[TASK OBJECTIVE] Check every line of the entries below for the word "馬祖資訊網", and copy the ones that have it.

___ SOURCE RECORDS

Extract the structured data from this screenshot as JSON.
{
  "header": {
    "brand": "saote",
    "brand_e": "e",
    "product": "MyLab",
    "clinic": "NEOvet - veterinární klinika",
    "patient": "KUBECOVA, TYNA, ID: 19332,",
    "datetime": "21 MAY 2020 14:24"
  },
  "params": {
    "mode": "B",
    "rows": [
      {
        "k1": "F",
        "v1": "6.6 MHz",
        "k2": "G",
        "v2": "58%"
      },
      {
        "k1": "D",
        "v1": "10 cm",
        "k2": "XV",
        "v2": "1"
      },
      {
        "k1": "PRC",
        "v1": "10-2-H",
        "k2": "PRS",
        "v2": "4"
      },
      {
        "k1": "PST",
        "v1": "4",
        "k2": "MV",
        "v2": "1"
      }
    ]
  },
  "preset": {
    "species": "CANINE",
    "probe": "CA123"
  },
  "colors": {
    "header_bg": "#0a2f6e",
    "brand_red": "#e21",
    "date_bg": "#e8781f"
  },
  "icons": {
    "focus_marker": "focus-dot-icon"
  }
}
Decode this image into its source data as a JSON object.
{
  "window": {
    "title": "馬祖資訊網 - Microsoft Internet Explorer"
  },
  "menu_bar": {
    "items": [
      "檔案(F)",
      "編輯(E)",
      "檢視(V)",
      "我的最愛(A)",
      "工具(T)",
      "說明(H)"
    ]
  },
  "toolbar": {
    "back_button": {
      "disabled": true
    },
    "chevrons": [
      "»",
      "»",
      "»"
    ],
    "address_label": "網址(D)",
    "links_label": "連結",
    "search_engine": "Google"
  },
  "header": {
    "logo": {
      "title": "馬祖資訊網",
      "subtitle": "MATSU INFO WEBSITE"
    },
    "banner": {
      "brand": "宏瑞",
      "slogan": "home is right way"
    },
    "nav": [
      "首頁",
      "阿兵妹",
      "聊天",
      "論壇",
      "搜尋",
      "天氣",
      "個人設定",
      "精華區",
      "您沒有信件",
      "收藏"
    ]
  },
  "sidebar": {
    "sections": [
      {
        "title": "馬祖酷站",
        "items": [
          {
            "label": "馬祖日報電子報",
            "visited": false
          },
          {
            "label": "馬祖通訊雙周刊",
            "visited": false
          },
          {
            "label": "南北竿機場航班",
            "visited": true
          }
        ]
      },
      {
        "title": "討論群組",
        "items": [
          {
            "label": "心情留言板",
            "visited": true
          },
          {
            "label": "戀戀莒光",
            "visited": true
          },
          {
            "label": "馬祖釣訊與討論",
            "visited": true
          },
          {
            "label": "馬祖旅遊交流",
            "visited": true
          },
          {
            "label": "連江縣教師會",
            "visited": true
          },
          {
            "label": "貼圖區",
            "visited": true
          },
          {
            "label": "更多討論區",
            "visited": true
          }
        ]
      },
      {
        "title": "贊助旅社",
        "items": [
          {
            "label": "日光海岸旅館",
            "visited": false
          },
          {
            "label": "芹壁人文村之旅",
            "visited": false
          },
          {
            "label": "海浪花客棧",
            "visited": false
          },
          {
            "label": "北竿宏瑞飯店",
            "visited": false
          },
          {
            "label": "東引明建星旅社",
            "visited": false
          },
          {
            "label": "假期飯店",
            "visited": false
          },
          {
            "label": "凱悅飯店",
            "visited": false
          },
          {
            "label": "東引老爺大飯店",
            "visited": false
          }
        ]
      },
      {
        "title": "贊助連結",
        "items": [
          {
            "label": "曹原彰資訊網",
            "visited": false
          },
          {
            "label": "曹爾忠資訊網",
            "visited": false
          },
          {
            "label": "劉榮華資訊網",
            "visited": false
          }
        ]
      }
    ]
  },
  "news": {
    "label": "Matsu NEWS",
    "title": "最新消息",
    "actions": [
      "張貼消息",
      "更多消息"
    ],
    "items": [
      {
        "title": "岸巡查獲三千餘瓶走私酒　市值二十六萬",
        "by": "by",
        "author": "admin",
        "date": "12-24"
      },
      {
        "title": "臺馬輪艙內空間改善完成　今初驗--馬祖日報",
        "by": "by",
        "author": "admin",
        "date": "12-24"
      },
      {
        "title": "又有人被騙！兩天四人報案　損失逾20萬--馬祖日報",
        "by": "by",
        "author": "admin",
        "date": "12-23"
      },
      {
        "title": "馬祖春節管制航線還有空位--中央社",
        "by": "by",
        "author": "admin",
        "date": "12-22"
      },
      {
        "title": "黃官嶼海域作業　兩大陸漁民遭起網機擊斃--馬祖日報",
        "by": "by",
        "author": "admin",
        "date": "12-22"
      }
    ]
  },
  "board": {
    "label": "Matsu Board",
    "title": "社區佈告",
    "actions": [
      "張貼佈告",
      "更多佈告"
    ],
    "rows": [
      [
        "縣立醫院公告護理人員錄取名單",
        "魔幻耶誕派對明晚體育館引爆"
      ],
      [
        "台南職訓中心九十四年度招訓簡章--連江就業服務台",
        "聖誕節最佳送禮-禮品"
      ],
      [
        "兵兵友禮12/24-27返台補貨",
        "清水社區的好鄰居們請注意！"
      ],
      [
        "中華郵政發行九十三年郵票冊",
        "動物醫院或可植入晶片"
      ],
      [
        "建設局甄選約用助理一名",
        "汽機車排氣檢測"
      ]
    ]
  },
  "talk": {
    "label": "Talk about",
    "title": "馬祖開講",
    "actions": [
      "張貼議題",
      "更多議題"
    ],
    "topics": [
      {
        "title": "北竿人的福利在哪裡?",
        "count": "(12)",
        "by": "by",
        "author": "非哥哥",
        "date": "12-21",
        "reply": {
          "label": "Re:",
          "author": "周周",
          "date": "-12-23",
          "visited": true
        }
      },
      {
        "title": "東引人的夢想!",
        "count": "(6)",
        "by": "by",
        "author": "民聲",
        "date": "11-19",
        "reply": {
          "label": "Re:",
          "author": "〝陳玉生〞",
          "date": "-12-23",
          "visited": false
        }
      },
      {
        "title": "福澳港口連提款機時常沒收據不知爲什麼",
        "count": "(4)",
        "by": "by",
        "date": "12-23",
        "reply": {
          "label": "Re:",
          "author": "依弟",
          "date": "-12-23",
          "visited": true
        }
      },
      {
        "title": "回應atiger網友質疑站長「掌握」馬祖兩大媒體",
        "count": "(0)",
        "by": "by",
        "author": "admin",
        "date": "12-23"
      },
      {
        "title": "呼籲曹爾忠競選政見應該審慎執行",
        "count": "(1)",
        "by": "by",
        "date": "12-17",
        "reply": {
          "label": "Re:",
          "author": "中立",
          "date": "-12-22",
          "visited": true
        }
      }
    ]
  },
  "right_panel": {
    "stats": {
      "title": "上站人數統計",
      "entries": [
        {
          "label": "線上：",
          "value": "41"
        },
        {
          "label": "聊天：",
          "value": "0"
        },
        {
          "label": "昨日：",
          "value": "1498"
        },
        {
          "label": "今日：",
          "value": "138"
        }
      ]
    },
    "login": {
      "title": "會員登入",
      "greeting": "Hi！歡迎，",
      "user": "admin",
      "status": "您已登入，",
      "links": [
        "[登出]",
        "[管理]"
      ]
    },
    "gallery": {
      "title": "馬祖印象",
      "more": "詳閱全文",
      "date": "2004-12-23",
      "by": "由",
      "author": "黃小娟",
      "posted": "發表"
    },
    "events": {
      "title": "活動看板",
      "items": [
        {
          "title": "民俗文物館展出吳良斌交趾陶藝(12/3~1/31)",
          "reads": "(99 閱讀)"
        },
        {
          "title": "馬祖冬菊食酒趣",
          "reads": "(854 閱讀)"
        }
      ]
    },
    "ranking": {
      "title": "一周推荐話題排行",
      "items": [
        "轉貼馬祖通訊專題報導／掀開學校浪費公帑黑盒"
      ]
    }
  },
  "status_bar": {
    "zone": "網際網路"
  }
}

______

[COMPLETE ANSWER]
    "title": "馬祖資訊網 - Microsoft Internet Explorer"
      "title": "馬祖資訊網",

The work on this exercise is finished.